::: PROVIDED TEXT

Day 1 of the Michigan Center for Rural Health EMS Data and Quality summit summarized in a single word: NEMSQA.
Go to your ePCR program and run the reports and see what comes up.
Are your crews not documenting/doing, or are they putting the information in the narrative and not ticking the checkboxes? These are two different behaviors. A recurring theme from the table conversations is that we must recognize the data collection burden that is placed upon the crews; each new version of NEMSIS adds more fields, and your own Medical Direction/improvement efforts adds to that burden... crews want to take care of their patients, not spend agonizingly long times getting this tidbit and that tidbit...
And, you might also find out what Nick Lemcool and Kathryn D. discovered: their "version" of D10 was not recognized by the system; the crews were properly caring for patients, but the database didn't recognize their specific bag volume, so it said the crews were failing the metric.
One last comment: Before you jump to "the crews need more training", please go to them and seek to understand first. Understand why they do what they do--what are the friction points and barriers between your ideal state and the current reality? Don't reach for carrots or sticks until you learn what's actually going on.
Tomorrow, Jeffrey L. Jarvis, MD will tear into this radical idea that we can measure the effectiveness of our system in ways that don't involve looking at how quickly we can get on scene... 😉
Improving EMS comes in some wonderful ways.
Improving EMS comes through some wonderful people.

::::::

# WORK ORDER 1:
Answer these questions about the summit post:
(a) What single word sums up Day 1 of the summit?
(b) What did the database fail to recognize that made Nick Lemcool and Kathryn D.'s crews appear to fail the metric?
(c) Who is named as speaking tomorrow?
# WORK ORDER 2:
Reproduce the summit post from "Are your crews" up to and including "failing the metric.".

::: EXTRACTED RECORDS

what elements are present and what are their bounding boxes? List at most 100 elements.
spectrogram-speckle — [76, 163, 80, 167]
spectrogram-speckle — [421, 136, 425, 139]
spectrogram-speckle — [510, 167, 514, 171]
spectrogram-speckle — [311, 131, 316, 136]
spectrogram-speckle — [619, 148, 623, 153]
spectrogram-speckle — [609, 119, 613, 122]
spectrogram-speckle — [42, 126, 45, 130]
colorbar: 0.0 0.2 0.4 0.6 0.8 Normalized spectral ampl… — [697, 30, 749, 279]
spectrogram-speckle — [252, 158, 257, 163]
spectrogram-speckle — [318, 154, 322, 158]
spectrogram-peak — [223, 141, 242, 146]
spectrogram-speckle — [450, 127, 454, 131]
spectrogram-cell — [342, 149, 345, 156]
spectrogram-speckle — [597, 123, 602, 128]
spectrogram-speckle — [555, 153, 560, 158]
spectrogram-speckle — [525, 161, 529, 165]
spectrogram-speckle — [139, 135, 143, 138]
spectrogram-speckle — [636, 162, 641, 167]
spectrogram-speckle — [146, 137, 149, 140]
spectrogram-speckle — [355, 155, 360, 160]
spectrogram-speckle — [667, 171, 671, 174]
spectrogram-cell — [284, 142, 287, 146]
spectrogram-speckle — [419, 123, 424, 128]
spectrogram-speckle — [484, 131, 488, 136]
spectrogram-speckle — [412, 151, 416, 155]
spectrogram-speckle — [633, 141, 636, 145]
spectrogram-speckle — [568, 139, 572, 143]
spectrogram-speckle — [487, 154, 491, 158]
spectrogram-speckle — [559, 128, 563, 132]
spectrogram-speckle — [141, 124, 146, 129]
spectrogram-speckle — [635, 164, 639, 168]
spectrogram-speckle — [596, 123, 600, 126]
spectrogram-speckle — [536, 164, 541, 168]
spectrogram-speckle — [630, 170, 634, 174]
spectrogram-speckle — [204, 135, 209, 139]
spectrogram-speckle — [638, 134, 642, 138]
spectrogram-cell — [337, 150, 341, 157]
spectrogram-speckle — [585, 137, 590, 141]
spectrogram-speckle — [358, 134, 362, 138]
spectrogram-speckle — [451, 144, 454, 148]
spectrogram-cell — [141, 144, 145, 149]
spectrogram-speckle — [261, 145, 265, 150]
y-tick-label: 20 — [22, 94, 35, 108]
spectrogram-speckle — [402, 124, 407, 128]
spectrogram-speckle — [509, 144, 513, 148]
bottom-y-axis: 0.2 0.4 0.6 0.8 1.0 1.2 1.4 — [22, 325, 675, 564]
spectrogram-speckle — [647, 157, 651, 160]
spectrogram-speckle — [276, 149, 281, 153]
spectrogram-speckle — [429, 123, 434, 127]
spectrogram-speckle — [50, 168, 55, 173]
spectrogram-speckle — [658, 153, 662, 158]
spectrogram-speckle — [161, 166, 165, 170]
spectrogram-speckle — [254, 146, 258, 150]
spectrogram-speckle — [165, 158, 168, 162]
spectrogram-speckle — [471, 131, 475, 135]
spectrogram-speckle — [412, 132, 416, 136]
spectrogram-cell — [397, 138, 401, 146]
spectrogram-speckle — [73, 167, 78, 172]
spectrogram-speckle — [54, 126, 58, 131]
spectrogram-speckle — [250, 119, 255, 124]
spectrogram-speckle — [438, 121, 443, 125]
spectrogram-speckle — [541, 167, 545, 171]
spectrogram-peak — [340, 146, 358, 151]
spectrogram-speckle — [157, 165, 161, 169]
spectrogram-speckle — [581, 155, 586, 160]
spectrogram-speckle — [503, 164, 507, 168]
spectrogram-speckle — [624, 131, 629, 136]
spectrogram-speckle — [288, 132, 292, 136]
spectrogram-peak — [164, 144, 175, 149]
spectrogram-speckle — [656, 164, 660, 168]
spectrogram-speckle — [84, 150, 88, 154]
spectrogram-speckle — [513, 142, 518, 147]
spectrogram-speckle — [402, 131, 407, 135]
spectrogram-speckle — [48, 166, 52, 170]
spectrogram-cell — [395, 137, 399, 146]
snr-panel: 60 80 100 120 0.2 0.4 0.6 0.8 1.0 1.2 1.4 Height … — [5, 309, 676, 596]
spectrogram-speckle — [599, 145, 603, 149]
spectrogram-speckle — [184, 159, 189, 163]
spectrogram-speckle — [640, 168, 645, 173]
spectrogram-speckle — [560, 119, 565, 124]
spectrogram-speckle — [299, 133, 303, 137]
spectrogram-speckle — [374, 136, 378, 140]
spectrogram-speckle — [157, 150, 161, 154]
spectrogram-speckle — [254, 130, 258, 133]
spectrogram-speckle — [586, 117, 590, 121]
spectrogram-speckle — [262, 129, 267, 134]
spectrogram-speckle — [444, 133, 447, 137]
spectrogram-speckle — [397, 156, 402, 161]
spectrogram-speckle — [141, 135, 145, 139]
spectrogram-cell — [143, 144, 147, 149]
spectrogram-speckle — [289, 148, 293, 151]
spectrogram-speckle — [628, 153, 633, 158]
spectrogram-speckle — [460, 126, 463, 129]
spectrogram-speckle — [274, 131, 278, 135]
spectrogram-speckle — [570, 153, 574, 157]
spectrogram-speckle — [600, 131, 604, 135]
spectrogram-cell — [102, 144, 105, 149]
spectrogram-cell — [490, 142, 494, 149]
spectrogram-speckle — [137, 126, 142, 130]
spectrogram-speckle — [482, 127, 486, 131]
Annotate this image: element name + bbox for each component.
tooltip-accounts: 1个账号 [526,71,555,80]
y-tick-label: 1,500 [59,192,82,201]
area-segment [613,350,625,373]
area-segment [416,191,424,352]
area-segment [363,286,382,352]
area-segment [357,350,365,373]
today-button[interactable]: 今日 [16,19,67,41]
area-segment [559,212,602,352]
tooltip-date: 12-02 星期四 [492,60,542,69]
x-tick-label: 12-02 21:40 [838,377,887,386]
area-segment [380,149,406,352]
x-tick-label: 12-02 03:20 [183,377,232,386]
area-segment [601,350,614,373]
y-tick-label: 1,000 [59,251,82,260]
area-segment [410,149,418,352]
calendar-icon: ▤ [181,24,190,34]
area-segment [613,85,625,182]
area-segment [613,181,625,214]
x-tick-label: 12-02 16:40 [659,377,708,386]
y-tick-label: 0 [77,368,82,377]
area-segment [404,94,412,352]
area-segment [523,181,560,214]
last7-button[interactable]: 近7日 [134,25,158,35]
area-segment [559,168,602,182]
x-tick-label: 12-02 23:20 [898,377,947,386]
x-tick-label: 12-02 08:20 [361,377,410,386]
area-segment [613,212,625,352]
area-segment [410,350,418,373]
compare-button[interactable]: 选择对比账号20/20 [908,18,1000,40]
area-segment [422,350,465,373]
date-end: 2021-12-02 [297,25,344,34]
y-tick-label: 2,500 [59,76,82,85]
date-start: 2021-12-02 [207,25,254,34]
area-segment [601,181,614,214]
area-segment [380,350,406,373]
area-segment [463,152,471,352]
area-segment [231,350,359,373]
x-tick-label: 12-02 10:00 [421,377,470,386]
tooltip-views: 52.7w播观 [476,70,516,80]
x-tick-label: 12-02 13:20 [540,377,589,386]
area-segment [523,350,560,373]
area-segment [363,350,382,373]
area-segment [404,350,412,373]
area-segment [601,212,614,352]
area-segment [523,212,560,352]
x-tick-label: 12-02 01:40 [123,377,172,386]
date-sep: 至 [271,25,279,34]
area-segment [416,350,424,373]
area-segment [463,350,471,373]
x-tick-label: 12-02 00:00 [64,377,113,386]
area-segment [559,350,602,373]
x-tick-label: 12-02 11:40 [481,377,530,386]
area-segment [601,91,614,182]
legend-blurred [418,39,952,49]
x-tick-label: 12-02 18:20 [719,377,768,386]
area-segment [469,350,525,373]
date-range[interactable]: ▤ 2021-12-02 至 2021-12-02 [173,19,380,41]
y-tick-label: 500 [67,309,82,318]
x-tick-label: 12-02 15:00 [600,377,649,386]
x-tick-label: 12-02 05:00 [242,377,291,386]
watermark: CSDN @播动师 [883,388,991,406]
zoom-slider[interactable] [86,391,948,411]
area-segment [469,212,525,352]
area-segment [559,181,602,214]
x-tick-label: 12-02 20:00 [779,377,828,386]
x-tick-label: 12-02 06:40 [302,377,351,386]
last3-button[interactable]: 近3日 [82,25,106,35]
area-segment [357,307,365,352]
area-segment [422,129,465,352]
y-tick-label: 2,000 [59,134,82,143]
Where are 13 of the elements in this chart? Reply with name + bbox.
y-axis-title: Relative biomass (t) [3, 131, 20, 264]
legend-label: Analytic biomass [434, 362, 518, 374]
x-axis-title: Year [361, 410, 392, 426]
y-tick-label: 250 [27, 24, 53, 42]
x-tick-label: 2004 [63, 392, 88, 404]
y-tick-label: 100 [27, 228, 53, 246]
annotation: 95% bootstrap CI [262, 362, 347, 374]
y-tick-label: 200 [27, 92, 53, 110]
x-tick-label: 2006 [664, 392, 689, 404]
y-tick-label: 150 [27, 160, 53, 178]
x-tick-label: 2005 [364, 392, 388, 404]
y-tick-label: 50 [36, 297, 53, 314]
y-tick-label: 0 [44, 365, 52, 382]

::::::

# TASK OUTPUT 1:
(a) NEMSQA
(b) Their specific bag volume
(c) Jeffrey L. Jarvis, MD

# TASK OUTPUT 2:
Are your crews not documenting/doing, or are they putting the information in the narrative and not ticking the checkboxes? These are two different behaviors. A recurring theme from the table conversations is that we must recognize the data collection burden that is placed upon the crews; each new version of NEMSIS adds more fields, and your own Medical Direction/improvement efforts adds to that burden... crews want to take care of their patients, not spend agonizingly long times getting this tidbit and that tidbit...
And, you might also find out what Nick Lemcool and Kathryn D. discovered: their "version" of D10 was not recognized by the system; the crews were properly caring for patients, but the database didn't recognize their specific bag volume, so it said the crews were failing the metric.